Copy out all lines with the word "Adobe" in them.

....

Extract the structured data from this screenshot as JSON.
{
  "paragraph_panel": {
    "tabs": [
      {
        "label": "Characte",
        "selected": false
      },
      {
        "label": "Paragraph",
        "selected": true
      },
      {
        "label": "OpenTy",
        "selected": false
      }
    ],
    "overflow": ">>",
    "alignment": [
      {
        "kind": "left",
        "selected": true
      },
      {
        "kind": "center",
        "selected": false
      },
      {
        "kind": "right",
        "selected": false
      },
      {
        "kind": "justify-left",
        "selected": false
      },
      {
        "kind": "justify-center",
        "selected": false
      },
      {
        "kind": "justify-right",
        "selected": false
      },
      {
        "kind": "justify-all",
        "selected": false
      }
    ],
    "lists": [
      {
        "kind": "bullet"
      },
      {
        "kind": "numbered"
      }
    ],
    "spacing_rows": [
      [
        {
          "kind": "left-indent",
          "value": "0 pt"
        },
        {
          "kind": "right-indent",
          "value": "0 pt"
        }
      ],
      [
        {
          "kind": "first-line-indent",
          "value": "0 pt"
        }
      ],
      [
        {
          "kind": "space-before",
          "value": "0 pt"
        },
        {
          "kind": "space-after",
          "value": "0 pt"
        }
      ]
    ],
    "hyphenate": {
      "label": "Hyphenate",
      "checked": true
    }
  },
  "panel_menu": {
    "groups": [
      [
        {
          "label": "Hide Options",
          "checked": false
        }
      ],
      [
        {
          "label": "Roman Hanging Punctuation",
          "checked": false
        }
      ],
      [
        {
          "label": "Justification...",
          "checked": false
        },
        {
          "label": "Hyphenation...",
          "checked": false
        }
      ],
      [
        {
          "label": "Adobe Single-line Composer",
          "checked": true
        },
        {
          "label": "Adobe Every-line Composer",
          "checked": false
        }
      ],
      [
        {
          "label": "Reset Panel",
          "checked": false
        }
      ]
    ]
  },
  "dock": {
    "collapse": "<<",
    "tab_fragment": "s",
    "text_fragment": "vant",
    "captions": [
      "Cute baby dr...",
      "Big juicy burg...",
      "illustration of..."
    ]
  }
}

....

▶ _TASK SOLUTION_
          "label": "Adobe Single-line Composer",
          "label": "Adobe Every-line Composer",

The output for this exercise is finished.